Data records
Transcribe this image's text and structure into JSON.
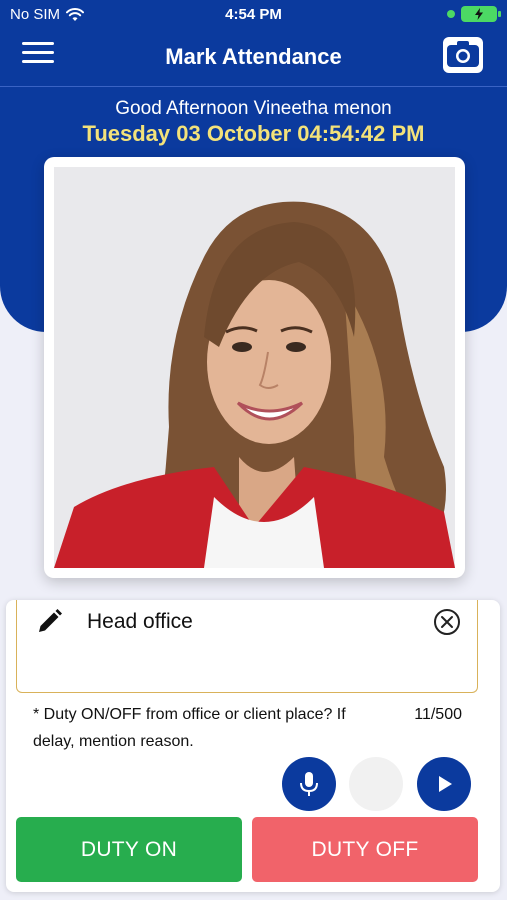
{
  "status": {
    "carrier": "No SIM",
    "time": "4:54 PM",
    "battery_color": "#4cd964"
  },
  "nav": {
    "title": "Mark Attendance",
    "menu_icon": "hamburger-menu-icon",
    "camera_icon": "camera-icon"
  },
  "greeting": {
    "text": "Good Afternoon Vineetha menon",
    "datetime": "Tuesday 03 October 04:54:42 PM"
  },
  "photo": {
    "description_icon": "user-photo"
  },
  "remark": {
    "value": "Head office",
    "hint": "* Duty ON/OFF from office or client place? If delay, mention reason.",
    "counter": "11/500"
  },
  "actions": {
    "duty_on": "DUTY ON",
    "duty_off": "DUTY OFF"
  },
  "colors": {
    "primary": "#0b3a9e",
    "accent_yellow": "#f3e27a",
    "duty_on": "#27ad4e",
    "duty_off": "#f1636a"
  }
}
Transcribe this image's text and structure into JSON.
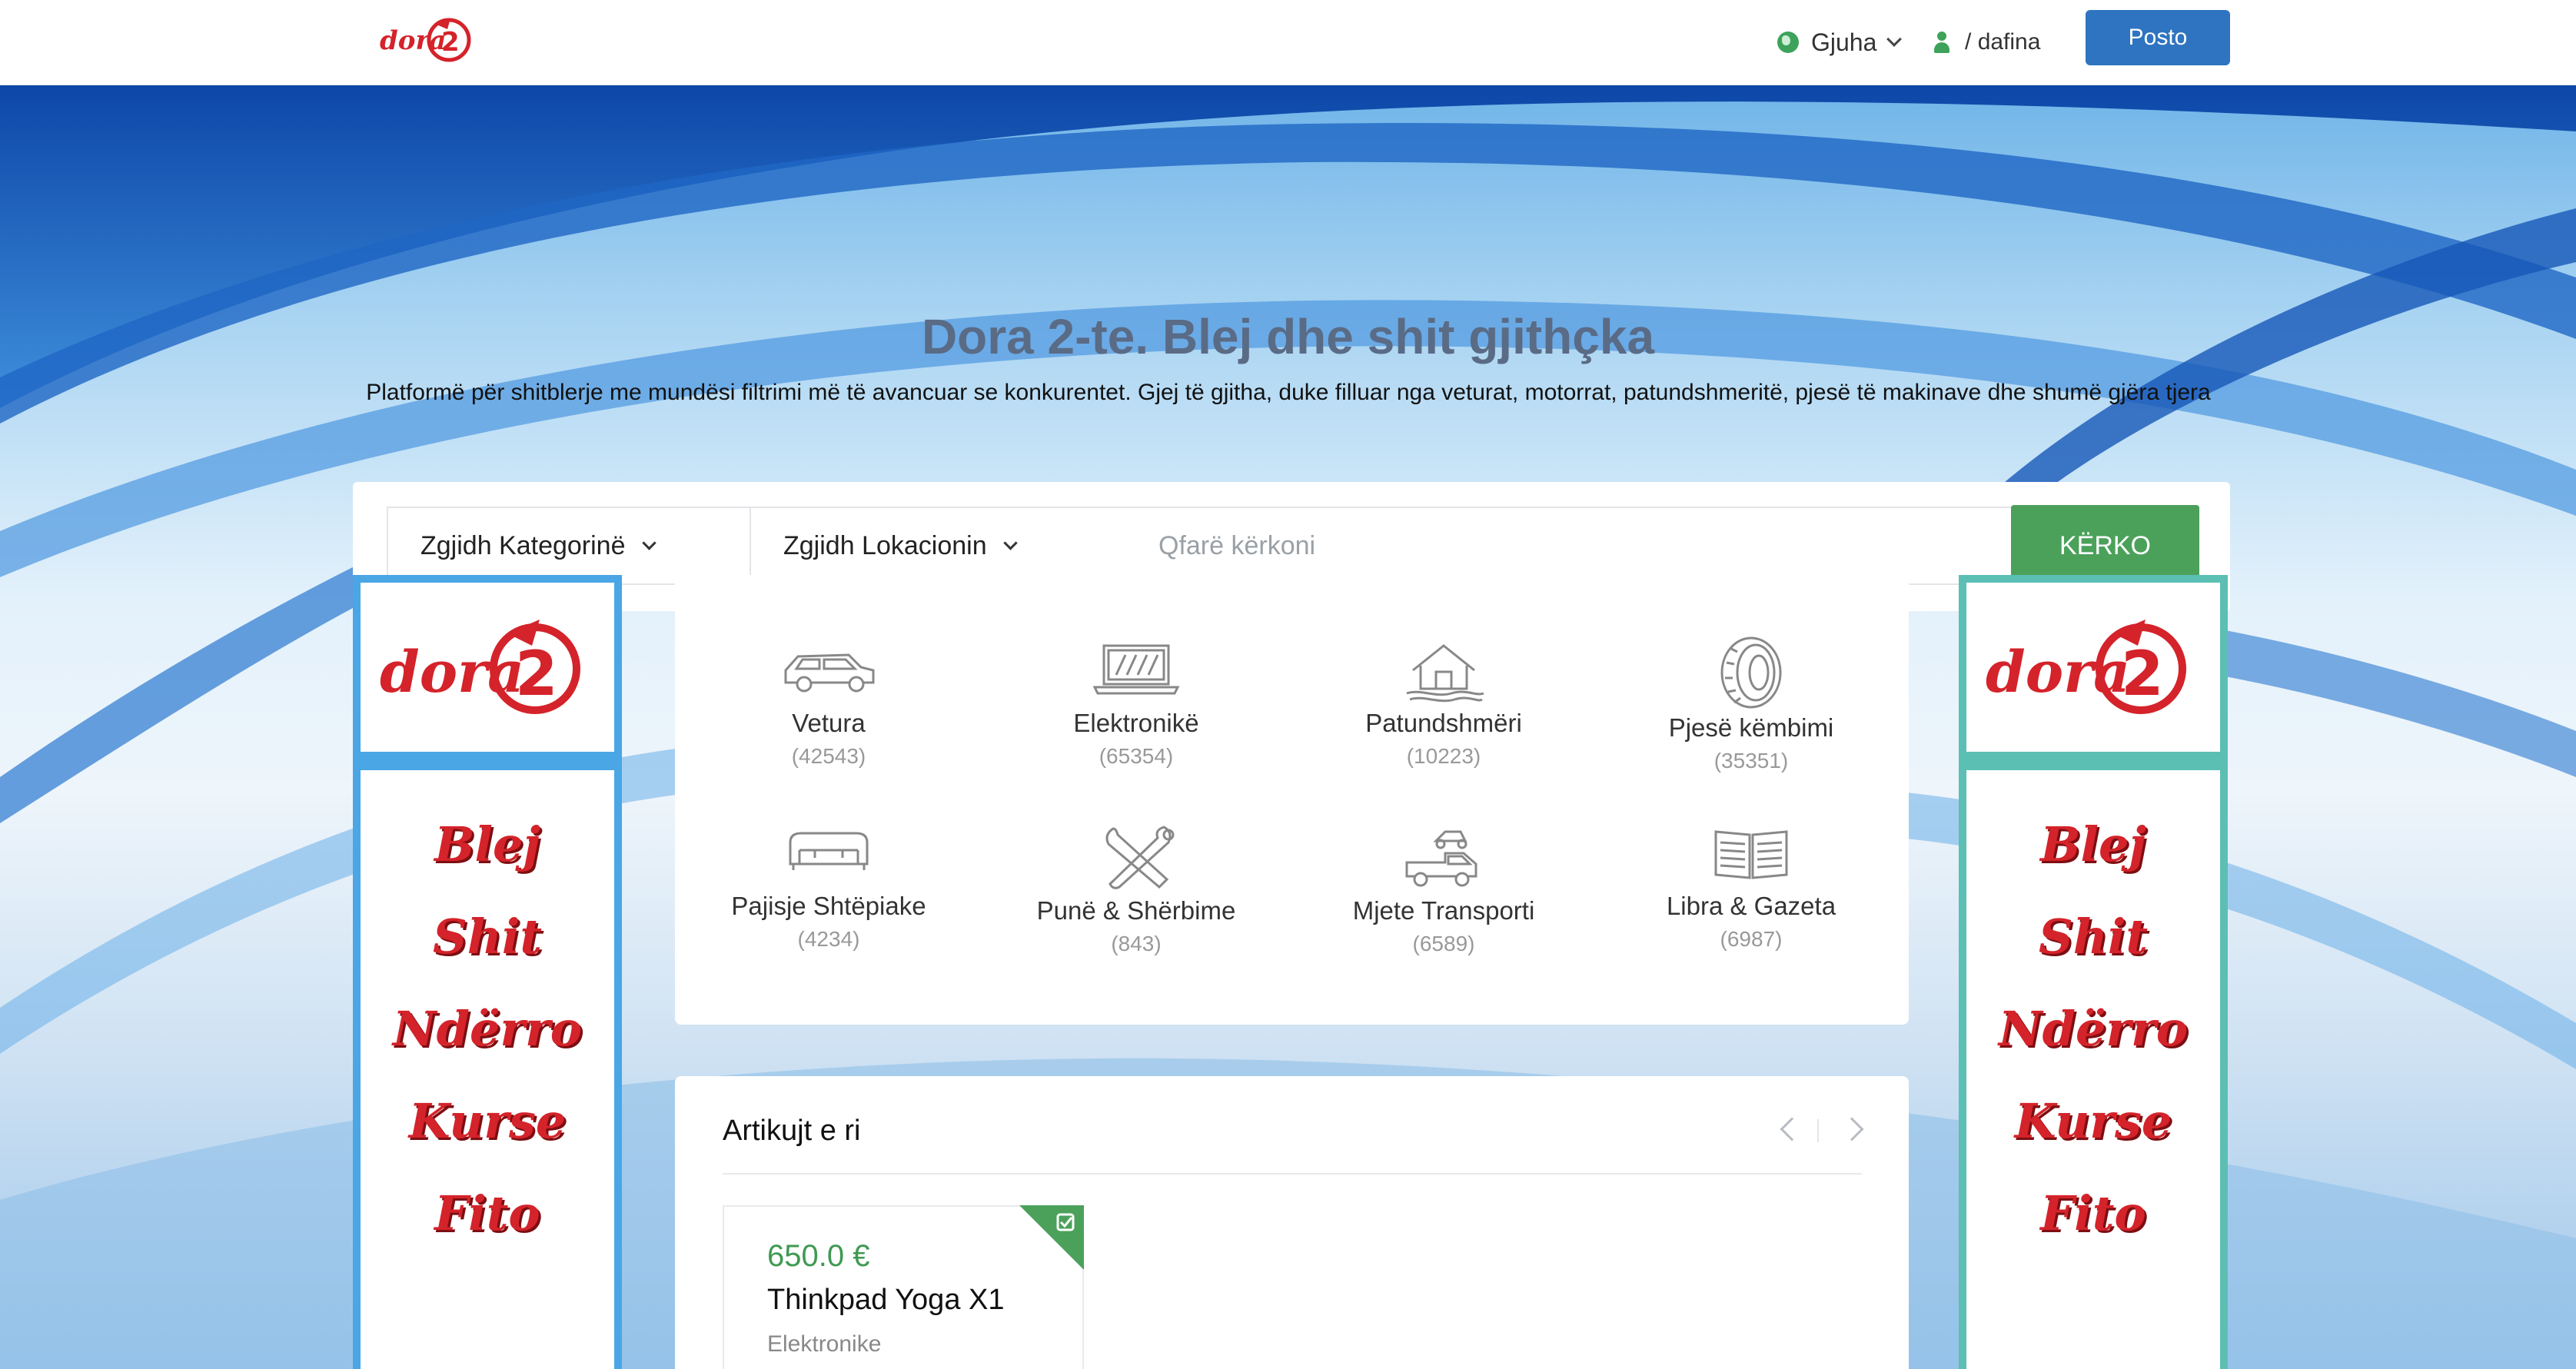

> **The problem**:
Reproduce every line exactly and omit all pictures.

> **The completed task**:
Transcribe this image's text and structure into JSON.
{
  "status": {
    "carrier": "No SIM",
    "time": "4:54 PM",
    "battery_color": "#4cd964"
  },
  "nav": {
    "title": "Mark Attendance",
    "menu_icon": "hamburger-menu-icon",
    "camera_icon": "camera-icon"
  },
  "greeting": {
    "text": "Good Afternoon Vineetha menon",
    "datetime": "Tuesday 03 October 04:54:42 PM"
  },
  "photo": {
    "description_icon": "user-photo"
  },
  "remark": {
    "value": "Head office",
    "hint": "* Duty ON/OFF from office or client place? If delay, mention reason.",
    "counter": "11/500"
  },
  "actions": {
    "duty_on": "DUTY ON",
    "duty_off": "DUTY OFF"
  },
  "colors": {
    "primary": "#0b3a9e",
    "accent_yellow": "#f3e27a",
    "duty_on": "#27ad4e",
    "duty_off": "#f1636a"
  }
}
Transcribe this image's text and structure into JSON.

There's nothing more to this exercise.